BRIEF
Go through the data below and gather each line containing "Avec".

(Stored records)
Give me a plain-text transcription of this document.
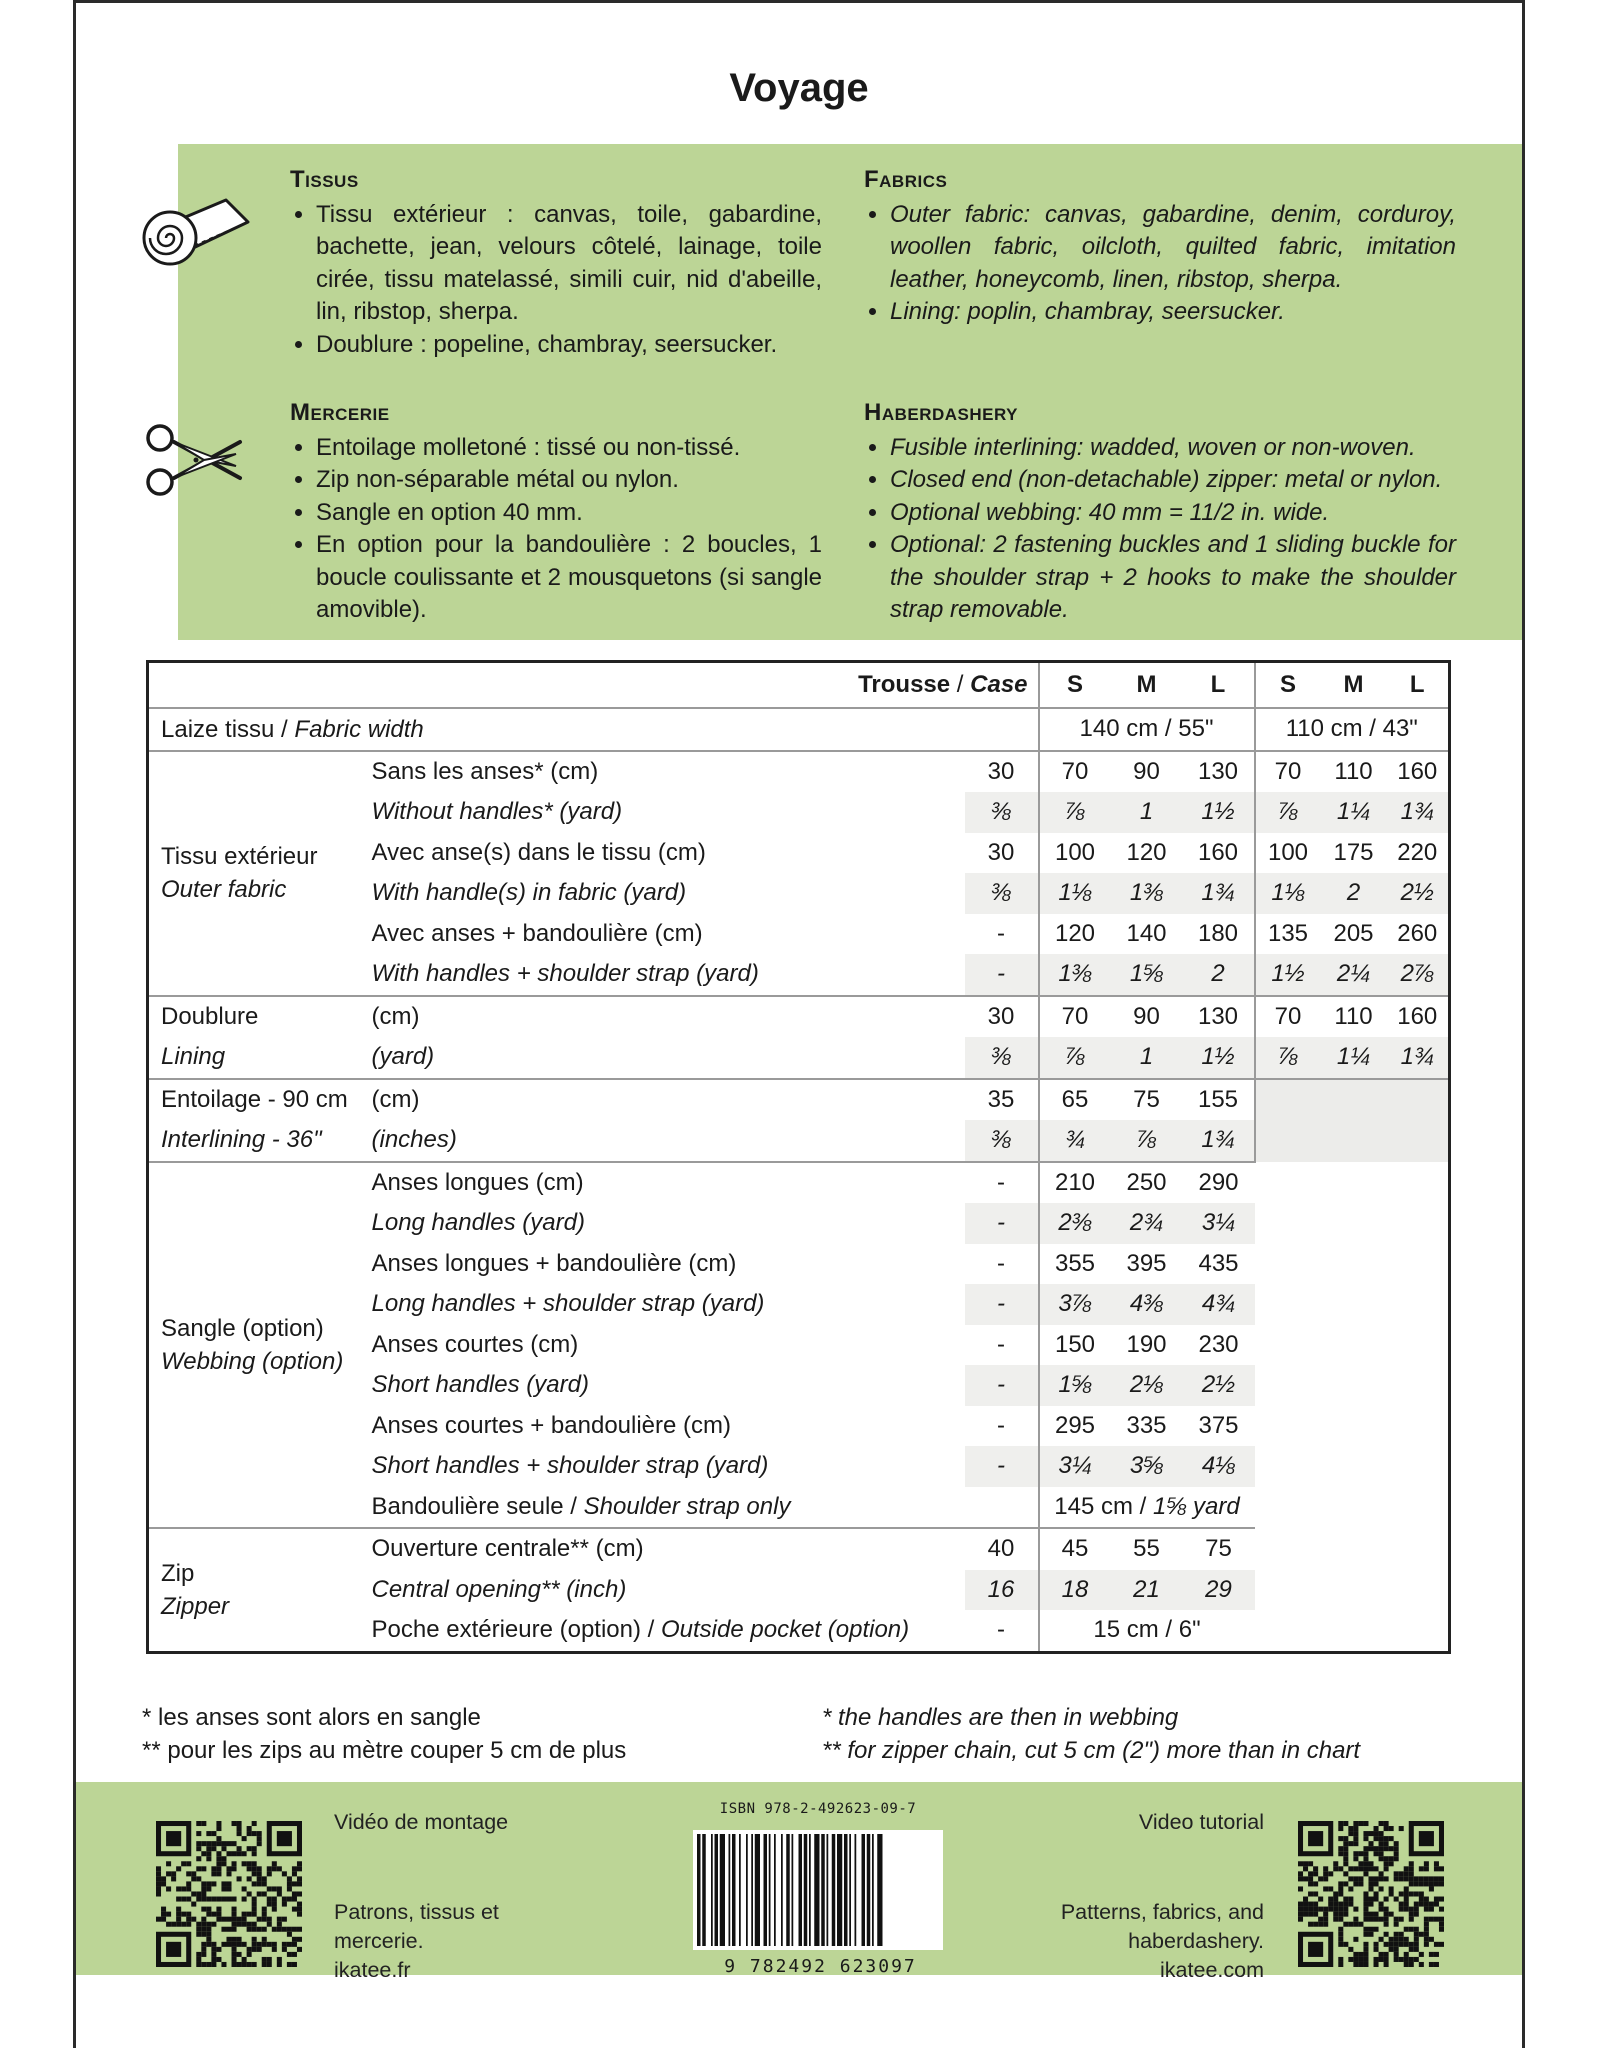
Voyage
Tissus
• Tissu extérieur : canvas, toile, gabardine, bachette, jean, velours côtelé, lainage, toile cirée, tissu matelassé, simili cuir, nid d'abeille, lin, ribstop, sherpa.
• Doublure : popeline, chambray, seersucker.
Fabrics
• Outer fabric: canvas, gabardine, denim, corduroy, woollen fabric, oilcloth, quilted fabric, imitation leather, honeycomb, linen, ribstop, sherpa.
• Lining: poplin, chambray, seersucker.
Mercerie
• Entoilage molletoné : tissé ou non-tissé.
• Zip non-séparable métal ou nylon.
• Sangle en option 40 mm.
• En option pour la bandoulière : 2 boucles, 1 boucle coulissante et 2 mousquetons (si sangle amovible).
Haberdashery
• Fusible interlining: wadded, woven or non-woven.
• Closed end (non-detachable) zipper: metal or nylon.
• Optional webbing: 40 mm = 11/2 in. wide.
• Optional: 2 fastening buckles and 1 sliding buckle for the shoulder strap + 2 hooks to make the shoulder strap removable.
Trousse / Case			S	M	L	S	M	L
Laize tissu / Fabric width			140 cm / 55"			110 cm / 43"		

Tissu extérieur
Outer fabric	Sans les anses* (cm)	30	70	90	130	70	110	160
	Without handles* (yard)	⅜	⅞	1	1½	⅞	1¼	1¾
	Avec anse(s) dans le tissu (cm)	30	100	120	160	100	175	220
	With handle(s) in fabric (yard)	⅜	1⅛	1⅜	1¾	1⅛	2	2½
	Avec anses + bandoulière (cm)	-	120	140	180	135	205	260
	With handles + shoulder strap (yard)	-	1⅜	1⅝	2	1½	2¼	2⅞

Doublure
Lining	(cm)	30	70	90	130	70	110	160
	(yard)	⅜	⅞	1	1½	⅞	1¼	1¾

Entoilage - 90 cm
Interlining - 36"	(cm)	35	65	75	155			
	(inches)	⅜	¾	⅞	1¾			

Sangle (option)
Webbing (option)	Anses longues (cm)	-	210	250	290			
	Long handles (yard)	-	2⅜	2¾	3¼			
	Anses longues + bandoulière (cm)	-	355	395	435			
	Long handles + shoulder strap (yard)	-	3⅞	4⅜	4¾			
	Anses courtes (cm)	-	150	190	230			
	Short handles (yard)	-	1⅝	2⅛	2½			
	Anses courtes + bandoulière (cm)	-	295	335	375			
	Short handles + shoulder strap (yard)	-	3¼	3⅝	4⅛			
	Bandoulière seule / Shoulder strap only		145 cm / 1⅝ yard					

Zip
Zipper	Ouverture centrale** (cm)	40	45	55	75			
	Central opening** (inch)	16	18	21	29			
	Poche extérieure (option) / Outside pocket (option)	-	15 cm / 6"					
* les anses sont alors en sangle
** pour les zips au mètre couper 5 cm de plus
* the handles are then in webbing
** for zipper chain, cut 5 cm (2") more than in chart
Vidéo de montage
Patrons, tissus et
mercerie.
ikatee.fr
ISBN 978-2-492623-09-7
9 782492 623097
Video tutorial
Patterns, fabrics, and
haberdashery.
ikatee.com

FINAL RESULT
	Avec anse(s) dans le tissu (cm)	30	100	120	160	100	175	220
	Avec anses + bandoulière (cm)	-	120	140	180	135	205	260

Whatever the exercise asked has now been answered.